Saved entries
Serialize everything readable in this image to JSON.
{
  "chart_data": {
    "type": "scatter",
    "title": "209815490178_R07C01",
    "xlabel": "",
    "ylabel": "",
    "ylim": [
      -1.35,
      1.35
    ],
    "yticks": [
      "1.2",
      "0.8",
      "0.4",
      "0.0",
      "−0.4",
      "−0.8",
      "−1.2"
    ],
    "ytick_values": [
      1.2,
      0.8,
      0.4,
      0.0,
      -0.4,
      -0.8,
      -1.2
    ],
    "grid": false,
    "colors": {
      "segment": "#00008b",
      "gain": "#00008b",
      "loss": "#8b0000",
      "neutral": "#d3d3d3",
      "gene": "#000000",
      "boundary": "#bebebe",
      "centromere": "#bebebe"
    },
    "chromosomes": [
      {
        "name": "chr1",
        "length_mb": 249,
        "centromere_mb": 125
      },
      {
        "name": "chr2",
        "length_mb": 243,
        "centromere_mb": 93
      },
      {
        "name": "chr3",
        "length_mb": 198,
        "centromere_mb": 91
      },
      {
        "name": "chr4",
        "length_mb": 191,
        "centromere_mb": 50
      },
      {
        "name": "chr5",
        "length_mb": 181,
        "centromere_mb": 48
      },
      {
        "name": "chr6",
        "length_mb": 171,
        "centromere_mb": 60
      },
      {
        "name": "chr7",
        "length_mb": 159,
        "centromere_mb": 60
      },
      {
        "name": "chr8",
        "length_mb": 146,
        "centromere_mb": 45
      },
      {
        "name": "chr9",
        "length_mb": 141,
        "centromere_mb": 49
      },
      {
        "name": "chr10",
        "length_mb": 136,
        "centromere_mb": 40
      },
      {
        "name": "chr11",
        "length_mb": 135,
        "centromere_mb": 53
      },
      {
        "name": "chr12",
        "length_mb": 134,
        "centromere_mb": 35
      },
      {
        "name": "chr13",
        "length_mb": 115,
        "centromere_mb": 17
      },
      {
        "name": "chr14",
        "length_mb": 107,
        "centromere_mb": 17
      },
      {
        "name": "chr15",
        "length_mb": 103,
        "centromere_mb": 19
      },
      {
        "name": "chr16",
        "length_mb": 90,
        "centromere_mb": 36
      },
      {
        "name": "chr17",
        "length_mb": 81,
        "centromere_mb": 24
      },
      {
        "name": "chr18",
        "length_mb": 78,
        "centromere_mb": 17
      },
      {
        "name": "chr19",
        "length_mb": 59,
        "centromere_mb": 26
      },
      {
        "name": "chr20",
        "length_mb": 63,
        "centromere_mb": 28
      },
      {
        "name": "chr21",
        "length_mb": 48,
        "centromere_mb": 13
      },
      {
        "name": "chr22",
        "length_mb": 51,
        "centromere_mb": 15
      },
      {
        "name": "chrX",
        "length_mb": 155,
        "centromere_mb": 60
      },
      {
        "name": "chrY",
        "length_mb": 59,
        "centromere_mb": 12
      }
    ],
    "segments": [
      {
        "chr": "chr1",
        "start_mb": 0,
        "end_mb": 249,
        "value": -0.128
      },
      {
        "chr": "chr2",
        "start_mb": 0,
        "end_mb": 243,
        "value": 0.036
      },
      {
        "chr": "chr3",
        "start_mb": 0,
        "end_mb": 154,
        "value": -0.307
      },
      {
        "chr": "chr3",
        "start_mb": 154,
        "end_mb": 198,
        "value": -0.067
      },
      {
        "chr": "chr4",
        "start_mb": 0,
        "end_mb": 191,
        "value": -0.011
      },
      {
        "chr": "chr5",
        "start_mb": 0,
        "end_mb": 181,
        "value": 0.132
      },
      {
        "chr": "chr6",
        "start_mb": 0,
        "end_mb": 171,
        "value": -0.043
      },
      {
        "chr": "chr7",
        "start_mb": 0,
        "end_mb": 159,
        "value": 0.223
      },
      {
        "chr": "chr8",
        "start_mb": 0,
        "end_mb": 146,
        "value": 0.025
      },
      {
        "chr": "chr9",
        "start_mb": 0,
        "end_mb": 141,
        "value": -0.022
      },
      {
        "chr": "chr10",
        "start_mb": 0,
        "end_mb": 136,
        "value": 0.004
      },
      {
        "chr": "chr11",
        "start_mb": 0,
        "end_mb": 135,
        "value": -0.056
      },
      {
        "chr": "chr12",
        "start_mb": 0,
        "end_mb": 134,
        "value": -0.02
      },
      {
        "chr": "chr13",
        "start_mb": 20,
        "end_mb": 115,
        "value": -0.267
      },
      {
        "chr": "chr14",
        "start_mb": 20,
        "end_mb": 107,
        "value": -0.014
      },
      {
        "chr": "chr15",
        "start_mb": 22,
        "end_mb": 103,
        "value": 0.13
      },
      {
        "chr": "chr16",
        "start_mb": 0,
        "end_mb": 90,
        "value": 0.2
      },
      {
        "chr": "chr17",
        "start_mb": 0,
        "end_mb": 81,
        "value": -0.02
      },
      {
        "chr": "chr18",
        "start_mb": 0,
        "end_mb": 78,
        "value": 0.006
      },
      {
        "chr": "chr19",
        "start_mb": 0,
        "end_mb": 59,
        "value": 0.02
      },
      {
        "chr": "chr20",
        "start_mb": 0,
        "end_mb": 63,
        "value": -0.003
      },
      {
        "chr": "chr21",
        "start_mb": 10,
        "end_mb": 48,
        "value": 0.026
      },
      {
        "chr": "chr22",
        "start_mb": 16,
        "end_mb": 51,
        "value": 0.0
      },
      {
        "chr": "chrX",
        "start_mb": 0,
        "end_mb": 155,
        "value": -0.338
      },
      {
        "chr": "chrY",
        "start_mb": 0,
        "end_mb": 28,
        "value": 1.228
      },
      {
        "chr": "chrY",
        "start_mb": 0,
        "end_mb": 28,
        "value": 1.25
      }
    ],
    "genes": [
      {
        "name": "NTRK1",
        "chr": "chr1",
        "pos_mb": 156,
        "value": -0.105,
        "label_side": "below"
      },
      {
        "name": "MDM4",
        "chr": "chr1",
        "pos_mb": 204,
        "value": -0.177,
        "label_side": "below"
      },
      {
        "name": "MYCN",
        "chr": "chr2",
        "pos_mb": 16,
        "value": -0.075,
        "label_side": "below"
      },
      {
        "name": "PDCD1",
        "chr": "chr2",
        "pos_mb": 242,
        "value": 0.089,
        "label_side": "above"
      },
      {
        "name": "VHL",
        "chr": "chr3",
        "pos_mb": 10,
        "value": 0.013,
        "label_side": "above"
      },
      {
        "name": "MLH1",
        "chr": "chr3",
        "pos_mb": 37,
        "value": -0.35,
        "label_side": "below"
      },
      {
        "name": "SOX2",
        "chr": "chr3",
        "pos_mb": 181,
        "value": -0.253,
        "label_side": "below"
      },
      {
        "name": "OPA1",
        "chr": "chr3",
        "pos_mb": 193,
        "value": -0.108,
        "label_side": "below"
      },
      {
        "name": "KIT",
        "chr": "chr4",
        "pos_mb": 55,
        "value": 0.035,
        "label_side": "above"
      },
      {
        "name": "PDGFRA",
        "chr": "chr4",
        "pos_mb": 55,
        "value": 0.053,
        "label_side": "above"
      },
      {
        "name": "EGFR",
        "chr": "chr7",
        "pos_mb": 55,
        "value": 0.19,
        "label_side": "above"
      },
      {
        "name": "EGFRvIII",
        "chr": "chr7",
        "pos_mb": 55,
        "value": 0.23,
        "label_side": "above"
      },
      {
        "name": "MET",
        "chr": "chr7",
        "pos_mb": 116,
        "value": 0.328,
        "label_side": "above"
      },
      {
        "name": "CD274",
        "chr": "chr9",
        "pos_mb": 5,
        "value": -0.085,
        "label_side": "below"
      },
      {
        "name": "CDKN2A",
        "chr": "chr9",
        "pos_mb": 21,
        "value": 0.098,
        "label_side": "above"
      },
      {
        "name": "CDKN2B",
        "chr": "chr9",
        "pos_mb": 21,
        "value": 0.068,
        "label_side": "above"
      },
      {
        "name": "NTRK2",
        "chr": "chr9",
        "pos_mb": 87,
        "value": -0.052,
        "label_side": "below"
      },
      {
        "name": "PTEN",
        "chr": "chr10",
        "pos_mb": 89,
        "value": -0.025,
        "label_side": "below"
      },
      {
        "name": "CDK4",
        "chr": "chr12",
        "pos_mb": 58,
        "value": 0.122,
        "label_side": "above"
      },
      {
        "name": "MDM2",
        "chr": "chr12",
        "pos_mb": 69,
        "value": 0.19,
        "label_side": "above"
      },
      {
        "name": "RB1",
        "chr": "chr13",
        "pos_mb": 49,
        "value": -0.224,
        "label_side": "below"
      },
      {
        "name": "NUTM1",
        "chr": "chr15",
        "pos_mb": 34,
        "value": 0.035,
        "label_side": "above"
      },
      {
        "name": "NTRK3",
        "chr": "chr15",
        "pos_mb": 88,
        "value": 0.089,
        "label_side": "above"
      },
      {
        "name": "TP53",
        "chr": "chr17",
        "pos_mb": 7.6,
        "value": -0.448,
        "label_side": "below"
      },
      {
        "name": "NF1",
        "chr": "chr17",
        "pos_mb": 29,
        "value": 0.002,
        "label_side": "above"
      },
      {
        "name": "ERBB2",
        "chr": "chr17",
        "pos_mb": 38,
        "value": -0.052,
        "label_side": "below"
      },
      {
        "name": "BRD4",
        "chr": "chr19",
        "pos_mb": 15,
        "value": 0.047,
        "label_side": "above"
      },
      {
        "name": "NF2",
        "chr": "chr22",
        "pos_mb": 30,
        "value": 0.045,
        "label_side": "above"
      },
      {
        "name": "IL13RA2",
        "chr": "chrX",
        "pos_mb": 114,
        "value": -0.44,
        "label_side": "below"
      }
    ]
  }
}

* Work instructions *
Looking at the entries above, work out how many lines contain "bebebe", then reply with that number and no other words.

* Solution *
2